Task details: Copy out the rows below word for word, beginning with the very first row and ending with the row that contains "nav-menu[interactable]: e-Services (236, 2, 289, 16)", both included.

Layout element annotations
○ ○ ○ ○

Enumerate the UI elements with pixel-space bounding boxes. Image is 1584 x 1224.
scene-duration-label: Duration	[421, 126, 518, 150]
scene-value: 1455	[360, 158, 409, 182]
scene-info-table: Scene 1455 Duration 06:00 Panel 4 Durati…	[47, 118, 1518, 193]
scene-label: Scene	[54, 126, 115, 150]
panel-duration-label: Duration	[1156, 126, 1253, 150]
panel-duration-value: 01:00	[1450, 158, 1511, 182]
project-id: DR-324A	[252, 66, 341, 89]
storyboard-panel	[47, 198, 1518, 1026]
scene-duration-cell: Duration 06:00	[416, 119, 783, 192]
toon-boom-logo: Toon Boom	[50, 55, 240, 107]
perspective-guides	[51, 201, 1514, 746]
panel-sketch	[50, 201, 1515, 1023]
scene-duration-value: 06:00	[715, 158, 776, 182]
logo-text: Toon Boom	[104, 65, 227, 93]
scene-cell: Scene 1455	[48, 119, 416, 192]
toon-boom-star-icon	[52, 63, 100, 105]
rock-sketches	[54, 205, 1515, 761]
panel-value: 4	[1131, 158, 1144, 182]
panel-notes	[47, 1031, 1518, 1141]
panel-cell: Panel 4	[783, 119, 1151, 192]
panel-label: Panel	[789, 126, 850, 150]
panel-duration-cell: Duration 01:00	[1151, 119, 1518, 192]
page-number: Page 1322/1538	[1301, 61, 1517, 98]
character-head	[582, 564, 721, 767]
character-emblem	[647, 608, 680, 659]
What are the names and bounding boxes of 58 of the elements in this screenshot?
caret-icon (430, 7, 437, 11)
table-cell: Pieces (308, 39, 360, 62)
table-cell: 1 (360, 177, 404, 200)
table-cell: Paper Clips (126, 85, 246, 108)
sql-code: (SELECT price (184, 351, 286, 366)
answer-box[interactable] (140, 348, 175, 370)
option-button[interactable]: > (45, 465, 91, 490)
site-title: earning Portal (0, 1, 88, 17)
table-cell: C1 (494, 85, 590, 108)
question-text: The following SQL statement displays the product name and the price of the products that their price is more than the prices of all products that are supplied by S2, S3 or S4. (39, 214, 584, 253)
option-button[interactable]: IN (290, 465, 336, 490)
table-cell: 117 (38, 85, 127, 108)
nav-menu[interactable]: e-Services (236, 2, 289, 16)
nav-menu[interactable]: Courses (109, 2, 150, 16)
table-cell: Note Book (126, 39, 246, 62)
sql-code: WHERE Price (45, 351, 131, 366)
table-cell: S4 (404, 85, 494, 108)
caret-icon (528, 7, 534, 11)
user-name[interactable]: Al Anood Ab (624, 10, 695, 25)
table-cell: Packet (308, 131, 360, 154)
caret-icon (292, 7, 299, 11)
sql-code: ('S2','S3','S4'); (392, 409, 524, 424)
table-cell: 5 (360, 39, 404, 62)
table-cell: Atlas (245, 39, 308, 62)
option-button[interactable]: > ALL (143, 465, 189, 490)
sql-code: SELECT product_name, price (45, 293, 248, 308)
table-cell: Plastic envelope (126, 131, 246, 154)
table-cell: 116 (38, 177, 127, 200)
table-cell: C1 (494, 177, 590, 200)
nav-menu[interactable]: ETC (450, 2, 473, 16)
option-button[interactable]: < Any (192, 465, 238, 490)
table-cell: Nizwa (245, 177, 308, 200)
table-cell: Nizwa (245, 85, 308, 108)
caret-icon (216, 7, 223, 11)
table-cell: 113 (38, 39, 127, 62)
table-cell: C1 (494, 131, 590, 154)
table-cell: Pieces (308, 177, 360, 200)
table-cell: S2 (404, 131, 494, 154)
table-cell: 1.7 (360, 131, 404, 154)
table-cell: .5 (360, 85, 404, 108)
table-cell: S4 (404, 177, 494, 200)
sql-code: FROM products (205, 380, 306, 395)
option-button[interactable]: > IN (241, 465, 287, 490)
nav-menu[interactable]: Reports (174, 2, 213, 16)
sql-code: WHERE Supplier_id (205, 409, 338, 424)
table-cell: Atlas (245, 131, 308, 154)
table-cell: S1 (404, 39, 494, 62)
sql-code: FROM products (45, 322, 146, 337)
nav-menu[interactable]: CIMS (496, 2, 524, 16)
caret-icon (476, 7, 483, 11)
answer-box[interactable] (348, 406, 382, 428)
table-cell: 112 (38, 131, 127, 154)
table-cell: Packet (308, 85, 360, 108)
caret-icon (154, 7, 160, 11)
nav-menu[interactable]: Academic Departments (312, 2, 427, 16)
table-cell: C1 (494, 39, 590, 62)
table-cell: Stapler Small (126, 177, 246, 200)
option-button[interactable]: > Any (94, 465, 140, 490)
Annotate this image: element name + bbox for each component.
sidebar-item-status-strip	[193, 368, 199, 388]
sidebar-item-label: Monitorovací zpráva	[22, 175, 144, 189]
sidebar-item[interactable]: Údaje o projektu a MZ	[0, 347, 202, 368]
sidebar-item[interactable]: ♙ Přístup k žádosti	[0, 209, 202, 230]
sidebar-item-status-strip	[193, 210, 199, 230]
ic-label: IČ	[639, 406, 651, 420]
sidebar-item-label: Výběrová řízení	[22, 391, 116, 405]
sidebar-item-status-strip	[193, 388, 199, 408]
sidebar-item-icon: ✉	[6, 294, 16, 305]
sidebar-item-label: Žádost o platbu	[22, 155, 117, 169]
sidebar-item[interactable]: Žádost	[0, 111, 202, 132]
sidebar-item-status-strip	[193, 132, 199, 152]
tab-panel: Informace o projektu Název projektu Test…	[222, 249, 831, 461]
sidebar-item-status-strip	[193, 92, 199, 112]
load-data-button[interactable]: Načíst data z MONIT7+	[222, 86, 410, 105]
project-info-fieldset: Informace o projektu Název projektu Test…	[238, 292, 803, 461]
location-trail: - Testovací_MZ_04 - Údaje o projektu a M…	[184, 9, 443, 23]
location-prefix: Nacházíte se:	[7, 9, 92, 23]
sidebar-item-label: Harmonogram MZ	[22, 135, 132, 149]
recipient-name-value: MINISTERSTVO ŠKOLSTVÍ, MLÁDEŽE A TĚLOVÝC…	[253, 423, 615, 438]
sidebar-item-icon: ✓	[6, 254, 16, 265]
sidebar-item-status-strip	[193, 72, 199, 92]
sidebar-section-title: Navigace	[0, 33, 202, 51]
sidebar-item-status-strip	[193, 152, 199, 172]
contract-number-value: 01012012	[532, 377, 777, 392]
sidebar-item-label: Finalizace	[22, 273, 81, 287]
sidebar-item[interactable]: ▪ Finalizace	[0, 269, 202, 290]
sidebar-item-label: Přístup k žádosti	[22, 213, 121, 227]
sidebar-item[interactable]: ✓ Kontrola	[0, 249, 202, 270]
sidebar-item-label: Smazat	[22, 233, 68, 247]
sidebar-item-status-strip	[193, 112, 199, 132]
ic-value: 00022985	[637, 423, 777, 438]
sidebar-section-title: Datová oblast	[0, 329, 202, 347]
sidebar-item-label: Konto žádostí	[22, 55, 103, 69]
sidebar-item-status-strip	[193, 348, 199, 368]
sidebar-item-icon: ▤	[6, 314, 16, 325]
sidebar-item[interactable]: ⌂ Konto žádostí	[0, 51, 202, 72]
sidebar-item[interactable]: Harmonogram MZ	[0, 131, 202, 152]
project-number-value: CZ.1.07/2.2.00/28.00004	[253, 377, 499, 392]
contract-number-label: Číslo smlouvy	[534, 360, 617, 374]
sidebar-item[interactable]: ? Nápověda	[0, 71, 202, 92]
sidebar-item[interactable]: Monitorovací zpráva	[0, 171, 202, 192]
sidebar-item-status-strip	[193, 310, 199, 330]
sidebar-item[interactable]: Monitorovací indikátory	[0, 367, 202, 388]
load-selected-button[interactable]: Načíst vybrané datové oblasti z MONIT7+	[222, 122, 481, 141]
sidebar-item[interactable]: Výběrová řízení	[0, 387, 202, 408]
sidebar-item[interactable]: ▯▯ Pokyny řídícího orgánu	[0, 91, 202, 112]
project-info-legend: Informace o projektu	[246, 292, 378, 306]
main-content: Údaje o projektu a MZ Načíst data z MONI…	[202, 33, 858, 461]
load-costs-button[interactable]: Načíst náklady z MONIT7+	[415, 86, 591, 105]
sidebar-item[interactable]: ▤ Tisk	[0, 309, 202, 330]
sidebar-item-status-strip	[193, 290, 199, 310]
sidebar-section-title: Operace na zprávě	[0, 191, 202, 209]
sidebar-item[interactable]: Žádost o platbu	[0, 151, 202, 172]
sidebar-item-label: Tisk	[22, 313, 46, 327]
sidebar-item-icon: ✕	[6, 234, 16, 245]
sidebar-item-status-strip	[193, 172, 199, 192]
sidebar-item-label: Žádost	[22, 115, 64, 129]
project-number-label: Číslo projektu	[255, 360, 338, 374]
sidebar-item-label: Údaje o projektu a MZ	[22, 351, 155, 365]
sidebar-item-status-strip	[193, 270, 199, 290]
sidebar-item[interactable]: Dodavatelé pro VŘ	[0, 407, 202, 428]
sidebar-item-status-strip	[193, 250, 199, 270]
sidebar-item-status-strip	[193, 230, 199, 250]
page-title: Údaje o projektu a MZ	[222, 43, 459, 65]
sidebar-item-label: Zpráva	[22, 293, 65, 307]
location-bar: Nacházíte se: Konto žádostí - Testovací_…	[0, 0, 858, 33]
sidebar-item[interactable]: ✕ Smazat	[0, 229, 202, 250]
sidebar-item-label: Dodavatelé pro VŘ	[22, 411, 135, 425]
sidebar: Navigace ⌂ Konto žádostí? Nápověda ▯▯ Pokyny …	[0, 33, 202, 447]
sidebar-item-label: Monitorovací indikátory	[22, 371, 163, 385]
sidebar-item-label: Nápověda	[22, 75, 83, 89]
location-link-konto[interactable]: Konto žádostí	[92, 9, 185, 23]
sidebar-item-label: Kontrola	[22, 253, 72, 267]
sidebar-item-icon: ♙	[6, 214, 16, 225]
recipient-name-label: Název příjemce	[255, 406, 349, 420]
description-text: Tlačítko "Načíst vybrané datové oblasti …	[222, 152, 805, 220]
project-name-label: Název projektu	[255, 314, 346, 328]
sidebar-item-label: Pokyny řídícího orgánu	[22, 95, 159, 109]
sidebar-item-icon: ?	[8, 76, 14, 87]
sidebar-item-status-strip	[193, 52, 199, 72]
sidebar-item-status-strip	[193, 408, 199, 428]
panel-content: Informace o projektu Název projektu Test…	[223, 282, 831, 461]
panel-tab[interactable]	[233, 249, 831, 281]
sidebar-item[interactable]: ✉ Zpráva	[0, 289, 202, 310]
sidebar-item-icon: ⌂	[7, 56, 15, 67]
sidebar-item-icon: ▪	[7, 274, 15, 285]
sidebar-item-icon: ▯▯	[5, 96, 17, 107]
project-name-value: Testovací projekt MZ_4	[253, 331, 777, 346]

○ ○ ○ ○

Task output:
Enumerate the UI elements with pixel-space bounding boxes. Image is 1584 x 1224.
scene-duration-label: Duration	[421, 126, 518, 150]
scene-value: 1455	[360, 158, 409, 182]
scene-info-table: Scene 1455 Duration 06:00 Panel 4 Durati…	[47, 118, 1518, 193]
scene-label: Scene	[54, 126, 115, 150]
panel-duration-label: Duration	[1156, 126, 1253, 150]
panel-duration-value: 01:00	[1450, 158, 1511, 182]
project-id: DR-324A	[252, 66, 341, 89]
storyboard-panel	[47, 198, 1518, 1026]
scene-duration-cell: Duration 06:00	[416, 119, 783, 192]
toon-boom-logo: Toon Boom	[50, 55, 240, 107]
perspective-guides	[51, 201, 1514, 746]
panel-sketch	[50, 201, 1515, 1023]
scene-duration-value: 06:00	[715, 158, 776, 182]
logo-text: Toon Boom	[104, 65, 227, 93]
scene-cell: Scene 1455	[48, 119, 416, 192]
toon-boom-star-icon	[52, 63, 100, 105]
rock-sketches	[54, 205, 1515, 761]
panel-value: 4	[1131, 158, 1144, 182]
panel-notes	[47, 1031, 1518, 1141]
panel-cell: Panel 4	[783, 119, 1151, 192]
panel-label: Panel	[789, 126, 850, 150]
panel-duration-cell: Duration 01:00	[1151, 119, 1518, 192]
page-number: Page 1322/1538	[1301, 61, 1517, 98]
character-head	[582, 564, 721, 767]
character-emblem	[647, 608, 680, 659]
What are the names and bounding boxes of 58 of the elements in this screenshot?
caret-icon (430, 7, 437, 11)
table-cell: Pieces (308, 39, 360, 62)
table-cell: 1 (360, 177, 404, 200)
table-cell: Paper Clips (126, 85, 246, 108)
sql-code: (SELECT price (184, 351, 286, 366)
answer-box[interactable] (140, 348, 175, 370)
option-button[interactable]: > (45, 465, 91, 490)
site-title: earning Portal (0, 1, 88, 17)
table-cell: C1 (494, 85, 590, 108)
question-text: The following SQL statement displays the product name and the price of the products that their price is more than the prices of all products that are supplied by S2, S3 or S4. (39, 214, 584, 253)
option-button[interactable]: IN (290, 465, 336, 490)
table-cell: 117 (38, 85, 127, 108)
nav-menu[interactable]: e-Services (236, 2, 289, 16)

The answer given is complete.